## REQUEST
Could you copy every line of the material below character for character, leaving out the pictures?

Recorded data:
BEGIN

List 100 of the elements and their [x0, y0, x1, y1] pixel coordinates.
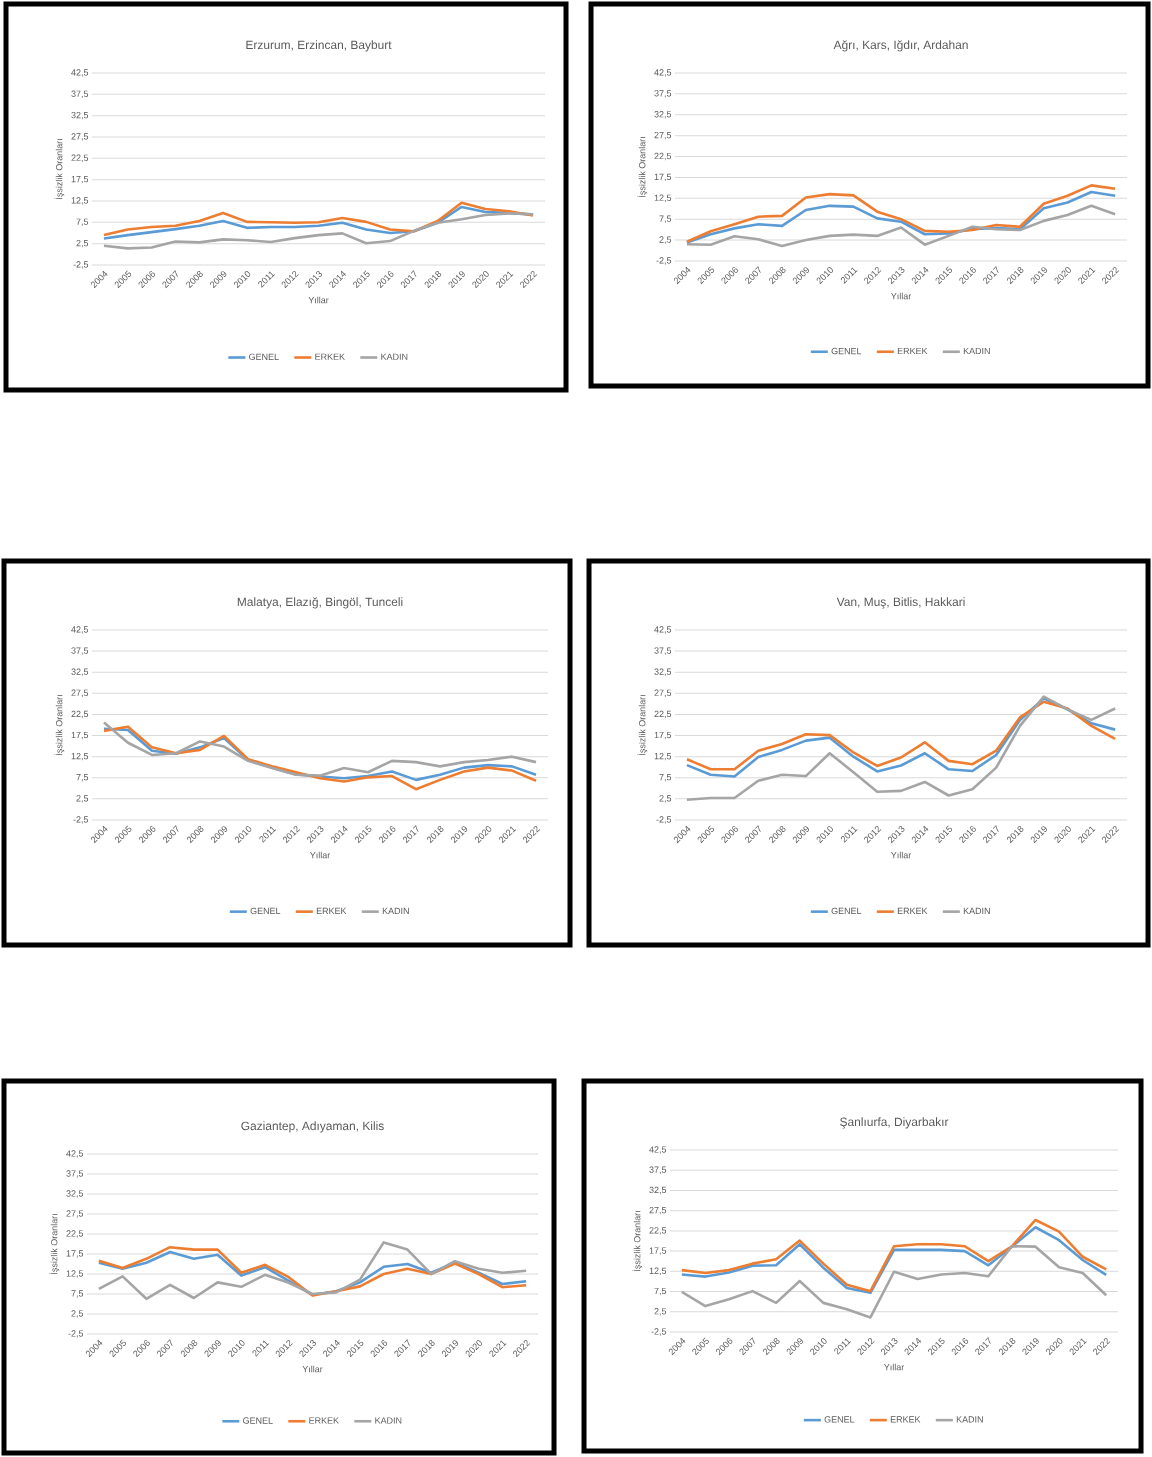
y-axis-title: İşsizlik Oranları [632, 1211, 643, 1271]
y-tick-label: -2,5 [68, 1330, 84, 1338]
y-tick-label: 42,5 [649, 1146, 667, 1154]
chart-title: Gaziantep, Adıyaman, Kilis [241, 1121, 384, 1133]
y-tick-label: 12,5 [71, 197, 89, 205]
legend-label: ERKEK [315, 353, 345, 360]
y-tick-label: 27,5 [71, 133, 89, 141]
y-tick-label: 37,5 [71, 647, 89, 655]
y-tick-label: 17,5 [66, 1250, 84, 1258]
y-tick-label: 17,5 [71, 175, 89, 184]
y-tick-label: 2,5 [659, 795, 672, 803]
x-axis-title: Yıllar [308, 296, 329, 304]
y-tick-label: 7,5 [76, 774, 89, 782]
legend-label: KADIN [963, 347, 990, 355]
y-tick-label: -2,5 [73, 261, 89, 269]
y-tick-label: 2,5 [71, 1310, 84, 1318]
y-tick-label: 12,5 [654, 752, 672, 761]
y-tick-label: 12,5 [649, 1267, 667, 1276]
x-axis-title: Yıllar [891, 292, 912, 300]
legend-label: ERKEK [890, 1416, 921, 1423]
x-axis-title: Yıllar [884, 1363, 905, 1371]
y-tick-label: 17,5 [71, 731, 89, 740]
x-axis-title: Yıllar [309, 851, 331, 859]
x-axis-title: Yıllar [891, 851, 912, 859]
legend-label: ERKEK [316, 907, 347, 914]
y-tick-label: 27,5 [66, 1210, 84, 1218]
legend-label: GENEL [824, 1416, 855, 1423]
y-tick-label: -2,5 [651, 1328, 667, 1336]
y-tick-label: 27,5 [71, 689, 89, 698]
y-tick-label: -2,5 [656, 816, 672, 824]
y-tick-label: 22,5 [649, 1227, 667, 1235]
legend-label: GENEL [831, 907, 862, 915]
y-tick-label: 7,5 [659, 774, 672, 782]
y-tick-label: 42,5 [66, 1150, 84, 1158]
y-tick-label: 7,5 [71, 1290, 84, 1298]
y-tick-label: 17,5 [654, 173, 672, 182]
y-tick-label: 37,5 [66, 1170, 84, 1178]
chart-title: Malatya, Elazığ, Bingöl, Tunceli [237, 597, 403, 609]
line-series [685, 695, 1117, 802]
line-series [102, 721, 538, 777]
y-tick-label: 42,5 [654, 69, 672, 77]
y-tick-label: 17,5 [649, 1247, 667, 1255]
y-axis-title: İşsizlik Oranları [49, 1214, 60, 1274]
y-tick-label: -2,5 [656, 257, 672, 265]
y-tick-label: 2,5 [76, 795, 89, 803]
legend-label: KADIN [956, 1416, 983, 1423]
legend-label: ERKEK [897, 907, 928, 914]
line-series [102, 212, 535, 250]
y-tick-label: 7,5 [659, 215, 672, 223]
legend-label: GENEL [243, 1417, 273, 1424]
legend-label: GENEL [250, 907, 281, 915]
y-tick-label: 32,5 [654, 111, 672, 119]
y-tick-label: 42,5 [654, 626, 672, 634]
y-tick-label: 27,5 [654, 131, 672, 140]
y-tick-label: 32,5 [654, 668, 672, 676]
y-tick-label: 37,5 [654, 90, 672, 98]
y-axis-title: İşsizlik Oranları [637, 137, 648, 197]
y-tick-label: 32,5 [66, 1190, 84, 1198]
y-tick-label: 27,5 [654, 689, 672, 698]
y-tick-label: 7,5 [76, 218, 89, 226]
chart-title: Şanlıurfa, Diyarbakır [840, 1117, 949, 1129]
y-axis-title: İşsizlik Oranları [54, 139, 65, 199]
legend-label: KADIN [381, 353, 408, 360]
legend-label: KADIN [382, 907, 409, 914]
line-series [685, 204, 1117, 248]
y-tick-label: 17,5 [654, 731, 672, 740]
y-axis-title: İşsizlik Oranları [54, 695, 65, 755]
chart-title: Van, Muş, Bitlis, Hakkari [836, 597, 965, 609]
legend-label: ERKEK [309, 1417, 339, 1424]
y-tick-label: 22,5 [654, 152, 672, 161]
y-tick-label: 22,5 [71, 154, 89, 162]
y-tick-label: 32,5 [71, 111, 89, 120]
legend-label: KADIN [963, 907, 990, 914]
y-tick-label: 12,5 [66, 1270, 84, 1278]
y-tick-label: 37,5 [71, 90, 89, 98]
y-tick-label: 22,5 [654, 710, 672, 719]
legend-label: GENEL [249, 353, 279, 360]
y-tick-label: 7,5 [654, 1287, 667, 1296]
chart-title: Erzurum, Erzincan, Bayburt [246, 40, 392, 52]
y-tick-label: 42,5 [71, 626, 89, 634]
y-axis-title: İşsizlik Oranları [637, 695, 648, 755]
y-tick-label: -2,5 [73, 816, 89, 824]
y-tick-label: 2,5 [659, 236, 672, 244]
line-series [680, 1244, 1108, 1319]
y-tick-label: 32,5 [71, 668, 89, 676]
y-tick-label: 32,5 [649, 1186, 667, 1195]
x-axis-title: Yıllar [302, 1365, 323, 1373]
y-tick-label: 37,5 [654, 647, 672, 655]
legend-label: ERKEK [897, 347, 928, 355]
y-tick-label: 42,5 [71, 69, 89, 77]
legend-label: GENEL [831, 347, 862, 355]
y-tick-label: 12,5 [71, 752, 89, 761]
y-tick-label: 22,5 [71, 710, 89, 719]
y-tick-label: 22,5 [66, 1230, 84, 1238]
y-tick-label: 2,5 [654, 1308, 667, 1316]
y-tick-label: 27,5 [649, 1206, 667, 1215]
y-tick-label: 37,5 [649, 1166, 667, 1174]
legend-label: KADIN [375, 1417, 402, 1424]
y-tick-label: 2,5 [76, 239, 89, 248]
y-tick-label: 12,5 [654, 194, 672, 202]
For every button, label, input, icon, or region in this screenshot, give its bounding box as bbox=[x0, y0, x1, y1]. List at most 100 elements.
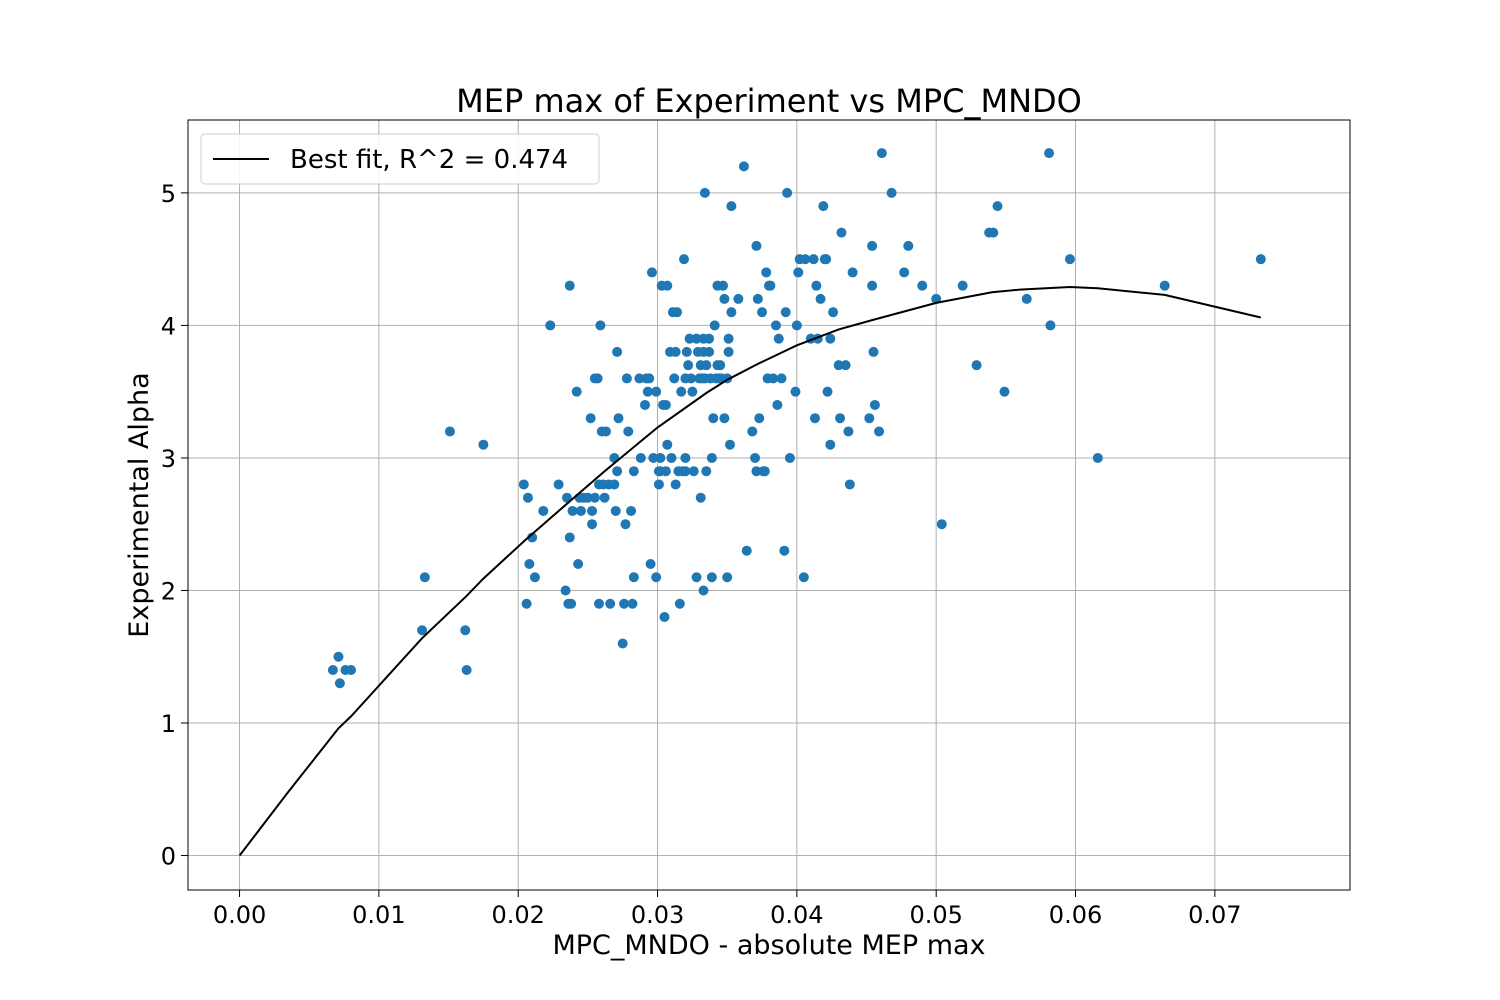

END

## RESPONSE TO THE TASK
List 100 of the elements and their [x0, y0, x1, y1] pixel coordinates.
y-axis-title: İşsizlik Oranları [632, 1211, 643, 1271]
y-tick-label: -2,5 [68, 1330, 84, 1338]
y-tick-label: 42,5 [649, 1146, 667, 1154]
chart-title: Gaziantep, Adıyaman, Kilis [241, 1121, 384, 1133]
y-tick-label: 12,5 [71, 197, 89, 205]
legend-label: ERKEK [315, 353, 345, 360]
y-tick-label: 27,5 [71, 133, 89, 141]
y-tick-label: 37,5 [71, 647, 89, 655]
y-tick-label: 17,5 [66, 1250, 84, 1258]
y-tick-label: 17,5 [71, 175, 89, 184]
y-tick-label: 2,5 [659, 795, 672, 803]
x-axis-title: Yıllar [308, 296, 329, 304]
y-tick-label: 7,5 [76, 774, 89, 782]
legend-label: KADIN [963, 347, 990, 355]
y-tick-label: -2,5 [73, 261, 89, 269]
y-tick-label: 2,5 [71, 1310, 84, 1318]
y-tick-label: 12,5 [654, 752, 672, 761]
y-tick-label: 12,5 [649, 1267, 667, 1276]
x-axis-title: Yıllar [891, 292, 912, 300]
legend-label: ERKEK [890, 1416, 921, 1423]
x-axis-title: Yıllar [884, 1363, 905, 1371]
y-tick-label: 17,5 [71, 731, 89, 740]
x-axis-title: Yıllar [309, 851, 331, 859]
x-axis-title: Yıllar [891, 851, 912, 859]
legend-label: ERKEK [316, 907, 347, 914]
y-tick-label: 27,5 [66, 1210, 84, 1218]
legend-label: GENEL [824, 1416, 855, 1423]
y-tick-label: -2,5 [651, 1328, 667, 1336]
y-tick-label: 27,5 [71, 689, 89, 698]
y-tick-label: -2,5 [656, 816, 672, 824]
y-tick-label: 22,5 [649, 1227, 667, 1235]
legend-label: GENEL [831, 907, 862, 915]
y-tick-label: 7,5 [659, 774, 672, 782]
y-tick-label: 42,5 [66, 1150, 84, 1158]
y-tick-label: 7,5 [71, 1290, 84, 1298]
y-tick-label: 17,5 [654, 173, 672, 182]
y-tick-label: 37,5 [66, 1170, 84, 1178]
chart-title: Malatya, Elazığ, Bingöl, Tunceli [237, 597, 403, 609]
line-series [685, 695, 1117, 802]
line-series [102, 721, 538, 777]
y-tick-label: 42,5 [654, 69, 672, 77]
y-tick-label: 17,5 [649, 1247, 667, 1255]
y-axis-title: İşsizlik Oranları [49, 1214, 60, 1274]
y-tick-label: -2,5 [656, 257, 672, 265]
y-tick-label: 2,5 [76, 795, 89, 803]
legend-label: KADIN [956, 1416, 983, 1423]
legend-label: ERKEK [897, 907, 928, 914]
line-series [102, 212, 535, 250]
y-tick-label: 7,5 [659, 215, 672, 223]
legend-label: GENEL [243, 1417, 273, 1424]
legend-label: GENEL [250, 907, 281, 915]
y-tick-label: 32,5 [654, 111, 672, 119]
y-tick-label: 42,5 [654, 626, 672, 634]
y-tick-label: 27,5 [654, 131, 672, 140]
y-tick-label: 32,5 [654, 668, 672, 676]
y-tick-label: 37,5 [654, 90, 672, 98]
y-axis-title: İşsizlik Oranları [637, 137, 648, 197]
y-tick-label: 32,5 [66, 1190, 84, 1198]
y-tick-label: 27,5 [654, 689, 672, 698]
y-tick-label: 7,5 [76, 218, 89, 226]
chart-title: Şanlıurfa, Diyarbakır [840, 1117, 949, 1129]
y-axis-title: İşsizlik Oranları [54, 139, 65, 199]
legend-label: KADIN [381, 353, 408, 360]
legend-label: KADIN [382, 907, 409, 914]
line-series [685, 204, 1117, 248]
y-tick-label: 17,5 [654, 731, 672, 740]
y-axis-title: İşsizlik Oranları [54, 695, 65, 755]
chart-title: Van, Muş, Bitlis, Hakkari [836, 597, 965, 609]
legend-label: ERKEK [309, 1417, 339, 1424]
y-tick-label: 22,5 [654, 152, 672, 161]
y-tick-label: 22,5 [71, 154, 89, 162]
y-tick-label: 32,5 [71, 111, 89, 120]
legend-label: KADIN [963, 907, 990, 914]
y-tick-label: 12,5 [66, 1270, 84, 1278]
y-tick-label: 37,5 [71, 90, 89, 98]
y-tick-label: 22,5 [654, 710, 672, 719]
legend-label: GENEL [249, 353, 279, 360]
y-tick-label: 7,5 [654, 1287, 667, 1296]
chart-title: Erzurum, Erzincan, Bayburt [246, 40, 392, 52]
y-tick-label: 42,5 [71, 626, 89, 634]
y-axis-title: İşsizlik Oranları [637, 695, 648, 755]
y-tick-label: -2,5 [73, 816, 89, 824]
y-tick-label: 2,5 [659, 236, 672, 244]
line-series [680, 1244, 1108, 1319]
y-tick-label: 32,5 [71, 668, 89, 676]
y-tick-label: 32,5 [649, 1186, 667, 1195]
x-axis-title: Yıllar [302, 1365, 323, 1373]
y-tick-label: 37,5 [654, 647, 672, 655]
legend-label: ERKEK [897, 347, 928, 355]
y-tick-label: 42,5 [71, 69, 89, 77]
legend-label: GENEL [831, 347, 862, 355]
y-tick-label: 12,5 [71, 752, 89, 761]
y-tick-label: 22,5 [71, 710, 89, 719]
y-tick-label: 22,5 [66, 1230, 84, 1238]
y-tick-label: 2,5 [654, 1308, 667, 1316]
y-tick-label: 27,5 [649, 1206, 667, 1215]
y-tick-label: 37,5 [649, 1166, 667, 1174]
legend-label: KADIN [375, 1417, 402, 1424]
y-tick-label: 2,5 [76, 239, 89, 248]
y-tick-label: 12,5 [654, 194, 672, 202]
For every button, label, input, icon, or region in this screenshot, give its bounding box as bbox=[x0, y0, x1, y1]. List at most 100 elements.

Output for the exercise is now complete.